──────── PROVIDED DATA ────────

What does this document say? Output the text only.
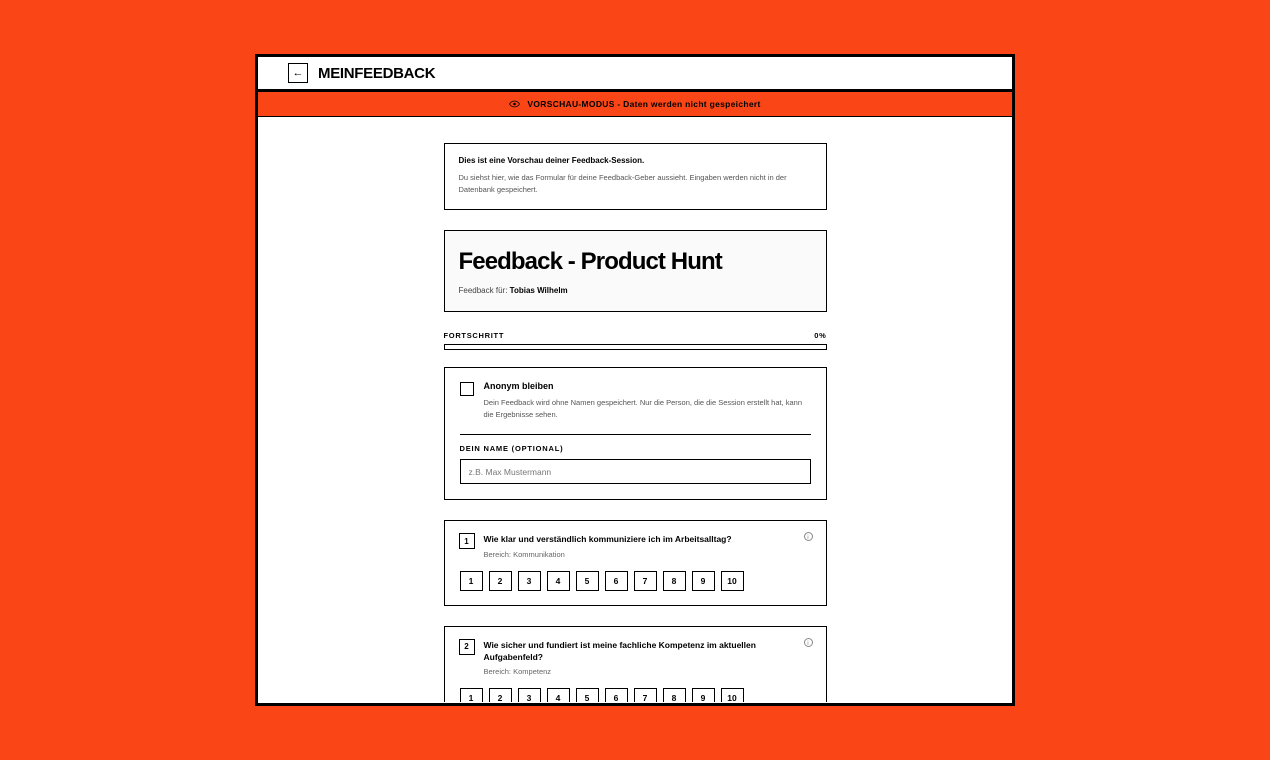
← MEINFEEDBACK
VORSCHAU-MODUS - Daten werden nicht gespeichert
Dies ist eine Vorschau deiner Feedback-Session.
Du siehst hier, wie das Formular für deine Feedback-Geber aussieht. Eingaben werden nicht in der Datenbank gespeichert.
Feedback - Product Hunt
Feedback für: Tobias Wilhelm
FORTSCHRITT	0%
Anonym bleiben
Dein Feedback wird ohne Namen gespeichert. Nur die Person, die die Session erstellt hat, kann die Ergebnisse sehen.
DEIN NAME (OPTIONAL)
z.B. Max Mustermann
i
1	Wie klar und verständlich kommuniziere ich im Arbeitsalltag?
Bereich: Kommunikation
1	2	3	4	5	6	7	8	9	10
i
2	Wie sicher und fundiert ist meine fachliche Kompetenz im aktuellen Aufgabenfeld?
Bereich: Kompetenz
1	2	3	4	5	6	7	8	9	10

────────

• _OBJECTIVE_
Retype the whole listing, keeping every line identical and omitting all pictures.

• _CORRECT ANSWER_
What does this document say? Output the text only.
← MEINFEEDBACK
VORSCHAU-MODUS - Daten werden nicht gespeichert
Dies ist eine Vorschau deiner Feedback-Session.
Du siehst hier, wie das Formular für deine Feedback-Geber aussieht. Eingaben werden nicht in der Datenbank gespeichert.
Feedback - Product Hunt
Feedback für: Tobias Wilhelm
FORTSCHRITT	0%
Anonym bleiben
Dein Feedback wird ohne Namen gespeichert. Nur die Person, die die Session erstellt hat, kann die Ergebnisse sehen.
DEIN NAME (OPTIONAL)
z.B. Max Mustermann
i
1	Wie klar und verständlich kommuniziere ich im Arbeitsalltag?
Bereich: Kommunikation
1	2	3	4	5	6	7	8	9	10
i
2	Wie sicher und fundiert ist meine fachliche Kompetenz im aktuellen Aufgabenfeld?
Bereich: Kompetenz
1	2	3	4	5	6	7	8	9	10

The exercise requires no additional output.